(Data tied to figure images)

^^^^^^^^^^^^^^^^

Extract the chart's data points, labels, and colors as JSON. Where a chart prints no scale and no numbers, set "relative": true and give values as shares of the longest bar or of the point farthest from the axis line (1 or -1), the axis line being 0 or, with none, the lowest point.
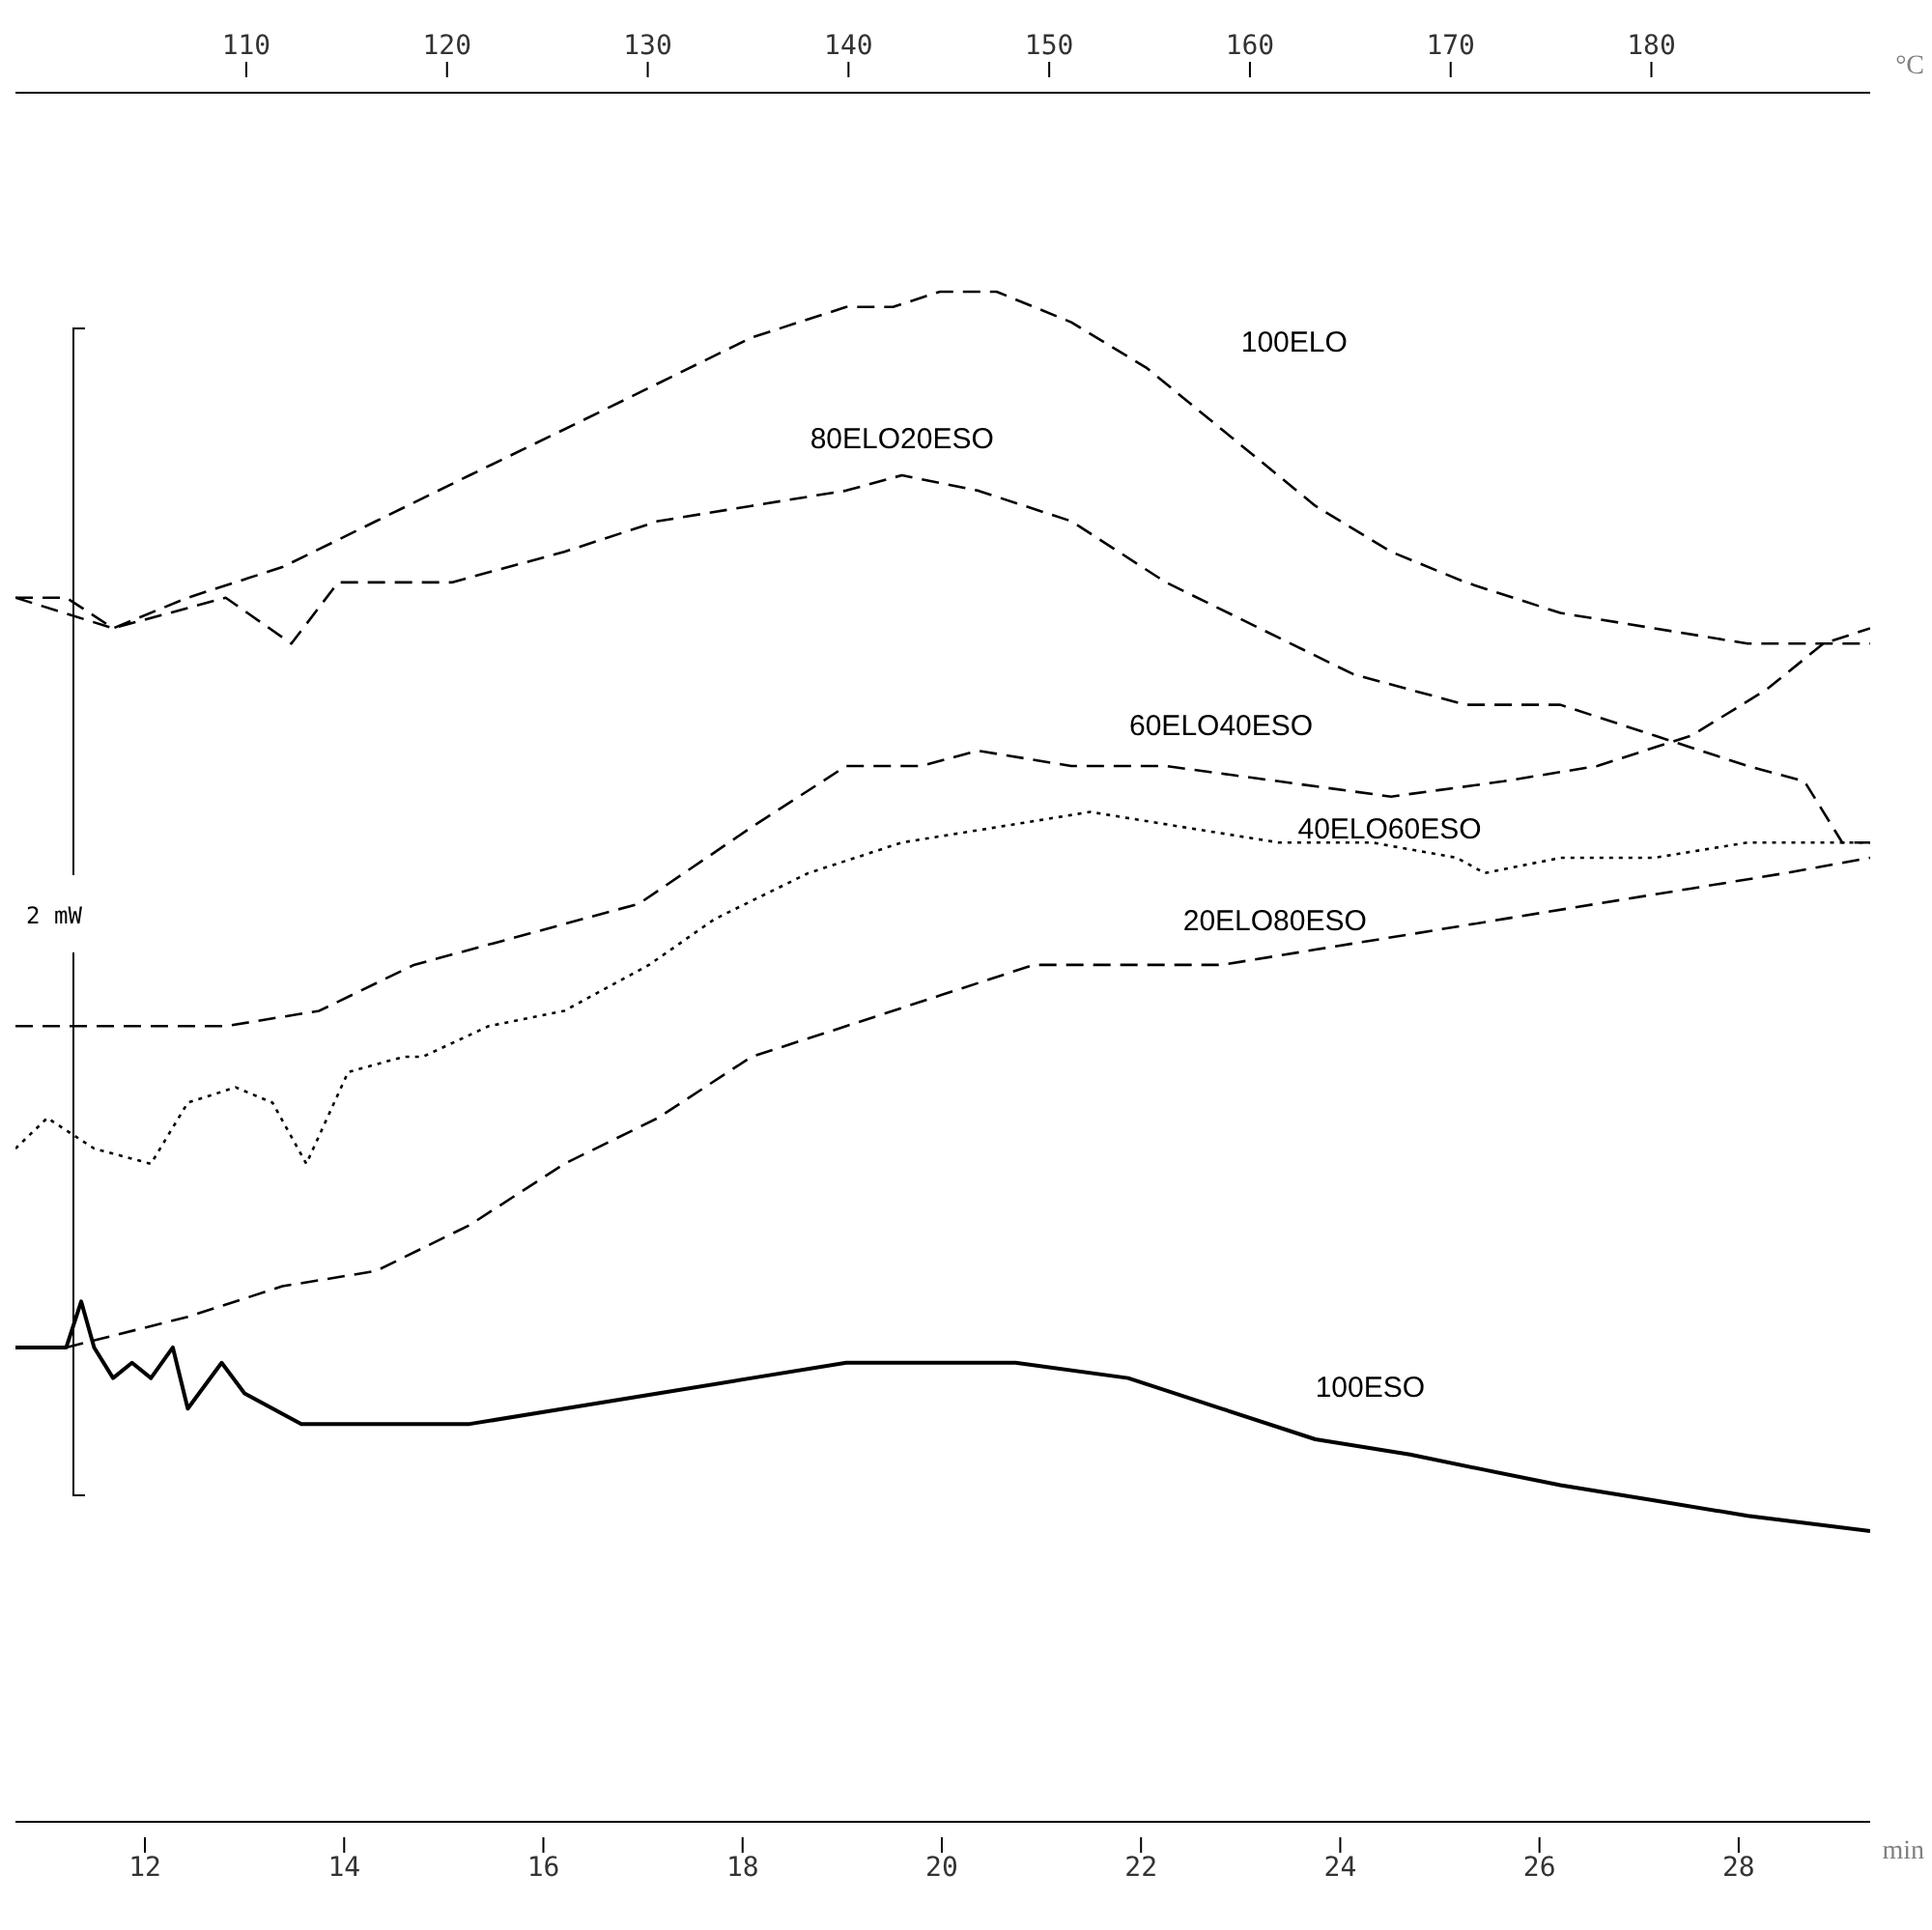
{
  "chart_data": {
    "type": "line",
    "relative": true,
    "xlabel": "min",
    "x2label": "°C",
    "xlim": [
      10.7,
      29.32
    ],
    "xticks": [
      12,
      14,
      16,
      18,
      20,
      22,
      24,
      26,
      28
    ],
    "x2lim": [
      98.5,
      190.9
    ],
    "x2ticks": [
      110,
      120,
      130,
      140,
      150,
      160,
      170,
      180
    ],
    "grid": false,
    "legend": false,
    "annotations": [
      "2 mW"
    ],
    "series": [
      {
        "name": "100ELO",
        "color": "#000000",
        "line_style": "dashed",
        "x": [
          10.7,
          11.21,
          11.68,
          12.43,
          13.38,
          14.32,
          15.26,
          16.21,
          17.15,
          18.09,
          19.04,
          19.51,
          19.98,
          20.55,
          21.3,
          22.06,
          22.81,
          23.75,
          24.51,
          25.26,
          26.21,
          27.15,
          28.09,
          29.32
        ],
        "values": [
          0.8,
          0.8,
          0.78,
          0.8,
          0.82,
          0.85,
          0.88,
          0.91,
          0.94,
          0.97,
          0.99,
          0.99,
          1.0,
          1.0,
          0.98,
          0.95,
          0.91,
          0.86,
          0.83,
          0.81,
          0.79,
          0.78,
          0.77,
          0.77
        ]
      },
      {
        "name": "80ELO20ESO",
        "color": "#000000",
        "line_style": "dashed",
        "x": [
          10.7,
          11.68,
          12.81,
          13.47,
          13.94,
          15.08,
          16.21,
          17.15,
          18.09,
          19.04,
          19.6,
          20.36,
          21.3,
          22.25,
          23.19,
          24.13,
          25.26,
          26.21,
          27.15,
          28.09,
          28.66,
          29.04,
          29.32
        ],
        "values": [
          0.8,
          0.78,
          0.8,
          0.77,
          0.81,
          0.81,
          0.83,
          0.85,
          0.86,
          0.87,
          0.88,
          0.87,
          0.85,
          0.81,
          0.78,
          0.75,
          0.73,
          0.73,
          0.71,
          0.69,
          0.68,
          0.64,
          0.64
        ]
      },
      {
        "name": "60ELO40ESO",
        "color": "#000000",
        "line_style": "dashed",
        "x": [
          10.7,
          11.68,
          12.81,
          13.75,
          14.7,
          15.83,
          16.96,
          18.09,
          19.04,
          19.79,
          20.36,
          21.3,
          22.25,
          23.38,
          24.51,
          25.64,
          26.58,
          27.53,
          28.28,
          28.85,
          29.32
        ],
        "values": [
          0.52,
          0.52,
          0.52,
          0.53,
          0.56,
          0.58,
          0.6,
          0.65,
          0.69,
          0.69,
          0.7,
          0.69,
          0.69,
          0.68,
          0.67,
          0.68,
          0.69,
          0.71,
          0.74,
          0.77,
          0.78
        ]
      },
      {
        "name": "40ELO60ESO",
        "color": "#000000",
        "line_style": "dotted",
        "x": [
          10.7,
          11.02,
          11.49,
          12.06,
          12.43,
          12.91,
          13.28,
          13.62,
          14.04,
          14.6,
          14.79,
          15.45,
          16.21,
          17.06,
          17.72,
          18.66,
          19.6,
          20.55,
          21.49,
          22.43,
          23.38,
          24.32,
          25.17,
          25.45,
          26.21,
          27.15,
          28.09,
          29.32
        ],
        "values": [
          0.44,
          0.46,
          0.44,
          0.43,
          0.47,
          0.48,
          0.47,
          0.43,
          0.49,
          0.5,
          0.5,
          0.52,
          0.53,
          0.56,
          0.59,
          0.62,
          0.64,
          0.65,
          0.66,
          0.65,
          0.64,
          0.64,
          0.63,
          0.62,
          0.63,
          0.63,
          0.64,
          0.64
        ]
      },
      {
        "name": "20ELO80ESO",
        "color": "#000000",
        "line_style": "dashed",
        "x": [
          11.21,
          12.43,
          13.38,
          14.32,
          15.26,
          16.21,
          17.15,
          18.09,
          19.04,
          19.98,
          20.92,
          21.87,
          22.81,
          23.75,
          24.7,
          25.64,
          26.58,
          27.53,
          28.47,
          29.32
        ],
        "values": [
          0.31,
          0.33,
          0.35,
          0.36,
          0.39,
          0.43,
          0.46,
          0.5,
          0.52,
          0.54,
          0.56,
          0.56,
          0.56,
          0.57,
          0.58,
          0.59,
          0.6,
          0.61,
          0.62,
          0.63
        ]
      },
      {
        "name": "100ESO",
        "color": "#000000",
        "line_style": "solid",
        "x": [
          10.7,
          11.21,
          11.36,
          11.49,
          11.68,
          11.87,
          12.06,
          12.28,
          12.43,
          12.77,
          13.0,
          13.57,
          14.6,
          15.26,
          16.21,
          17.15,
          18.09,
          19.04,
          19.98,
          20.74,
          21.87,
          22.81,
          23.75,
          24.7,
          25.45,
          26.21,
          27.15,
          28.09,
          29.32
        ],
        "values": [
          0.31,
          0.31,
          0.34,
          0.31,
          0.29,
          0.3,
          0.29,
          0.31,
          0.27,
          0.3,
          0.28,
          0.26,
          0.26,
          0.26,
          0.27,
          0.28,
          0.29,
          0.3,
          0.3,
          0.3,
          0.29,
          0.27,
          0.25,
          0.24,
          0.23,
          0.22,
          0.21,
          0.2,
          0.19
        ]
      }
    ]
  }
}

^^^^^^^^^^^^^^^^

**Problem statement:**
Leave out all pictures, then copy the remaining material exactly.

**Written reply:**
Extract the chart's data points, labels, and colors as JSON. Where a chart prints no scale and no numbers, set "relative": true and give values as shares of the longest bar or of the point farthest from the axis line (1 or -1), the axis line being 0 or, with none, the lowest point.
{
  "chart_data": {
    "type": "line",
    "relative": true,
    "xlabel": "min",
    "x2label": "°C",
    "xlim": [
      10.7,
      29.32
    ],
    "xticks": [
      12,
      14,
      16,
      18,
      20,
      22,
      24,
      26,
      28
    ],
    "x2lim": [
      98.5,
      190.9
    ],
    "x2ticks": [
      110,
      120,
      130,
      140,
      150,
      160,
      170,
      180
    ],
    "grid": false,
    "legend": false,
    "annotations": [
      "2 mW"
    ],
    "series": [
      {
        "name": "100ELO",
        "color": "#000000",
        "line_style": "dashed",
        "x": [
          10.7,
          11.21,
          11.68,
          12.43,
          13.38,
          14.32,
          15.26,
          16.21,
          17.15,
          18.09,
          19.04,
          19.51,
          19.98,
          20.55,
          21.3,
          22.06,
          22.81,
          23.75,
          24.51,
          25.26,
          26.21,
          27.15,
          28.09,
          29.32
        ],
        "values": [
          0.8,
          0.8,
          0.78,
          0.8,
          0.82,
          0.85,
          0.88,
          0.91,
          0.94,
          0.97,
          0.99,
          0.99,
          1.0,
          1.0,
          0.98,
          0.95,
          0.91,
          0.86,
          0.83,
          0.81,
          0.79,
          0.78,
          0.77,
          0.77
        ]
      },
      {
        "name": "80ELO20ESO",
        "color": "#000000",
        "line_style": "dashed",
        "x": [
          10.7,
          11.68,
          12.81,
          13.47,
          13.94,
          15.08,
          16.21,
          17.15,
          18.09,
          19.04,
          19.6,
          20.36,
          21.3,
          22.25,
          23.19,
          24.13,
          25.26,
          26.21,
          27.15,
          28.09,
          28.66,
          29.04,
          29.32
        ],
        "values": [
          0.8,
          0.78,
          0.8,
          0.77,
          0.81,
          0.81,
          0.83,
          0.85,
          0.86,
          0.87,
          0.88,
          0.87,
          0.85,
          0.81,
          0.78,
          0.75,
          0.73,
          0.73,
          0.71,
          0.69,
          0.68,
          0.64,
          0.64
        ]
      },
      {
        "name": "60ELO40ESO",
        "color": "#000000",
        "line_style": "dashed",
        "x": [
          10.7,
          11.68,
          12.81,
          13.75,
          14.7,
          15.83,
          16.96,
          18.09,
          19.04,
          19.79,
          20.36,
          21.3,
          22.25,
          23.38,
          24.51,
          25.64,
          26.58,
          27.53,
          28.28,
          28.85,
          29.32
        ],
        "values": [
          0.52,
          0.52,
          0.52,
          0.53,
          0.56,
          0.58,
          0.6,
          0.65,
          0.69,
          0.69,
          0.7,
          0.69,
          0.69,
          0.68,
          0.67,
          0.68,
          0.69,
          0.71,
          0.74,
          0.77,
          0.78
        ]
      },
      {
        "name": "40ELO60ESO",
        "color": "#000000",
        "line_style": "dotted",
        "x": [
          10.7,
          11.02,
          11.49,
          12.06,
          12.43,
          12.91,
          13.28,
          13.62,
          14.04,
          14.6,
          14.79,
          15.45,
          16.21,
          17.06,
          17.72,
          18.66,
          19.6,
          20.55,
          21.49,
          22.43,
          23.38,
          24.32,
          25.17,
          25.45,
          26.21,
          27.15,
          28.09,
          29.32
        ],
        "values": [
          0.44,
          0.46,
          0.44,
          0.43,
          0.47,
          0.48,
          0.47,
          0.43,
          0.49,
          0.5,
          0.5,
          0.52,
          0.53,
          0.56,
          0.59,
          0.62,
          0.64,
          0.65,
          0.66,
          0.65,
          0.64,
          0.64,
          0.63,
          0.62,
          0.63,
          0.63,
          0.64,
          0.64
        ]
      },
      {
        "name": "20ELO80ESO",
        "color": "#000000",
        "line_style": "dashed",
        "x": [
          11.21,
          12.43,
          13.38,
          14.32,
          15.26,
          16.21,
          17.15,
          18.09,
          19.04,
          19.98,
          20.92,
          21.87,
          22.81,
          23.75,
          24.7,
          25.64,
          26.58,
          27.53,
          28.47,
          29.32
        ],
        "values": [
          0.31,
          0.33,
          0.35,
          0.36,
          0.39,
          0.43,
          0.46,
          0.5,
          0.52,
          0.54,
          0.56,
          0.56,
          0.56,
          0.57,
          0.58,
          0.59,
          0.6,
          0.61,
          0.62,
          0.63
        ]
      },
      {
        "name": "100ESO",
        "color": "#000000",
        "line_style": "solid",
        "x": [
          10.7,
          11.21,
          11.36,
          11.49,
          11.68,
          11.87,
          12.06,
          12.28,
          12.43,
          12.77,
          13.0,
          13.57,
          14.6,
          15.26,
          16.21,
          17.15,
          18.09,
          19.04,
          19.98,
          20.74,
          21.87,
          22.81,
          23.75,
          24.7,
          25.45,
          26.21,
          27.15,
          28.09,
          29.32
        ],
        "values": [
          0.31,
          0.31,
          0.34,
          0.31,
          0.29,
          0.3,
          0.29,
          0.31,
          0.27,
          0.3,
          0.28,
          0.26,
          0.26,
          0.26,
          0.27,
          0.28,
          0.29,
          0.3,
          0.3,
          0.3,
          0.29,
          0.27,
          0.25,
          0.24,
          0.23,
          0.22,
          0.21,
          0.2,
          0.19
        ]
      }
    ]
  }
}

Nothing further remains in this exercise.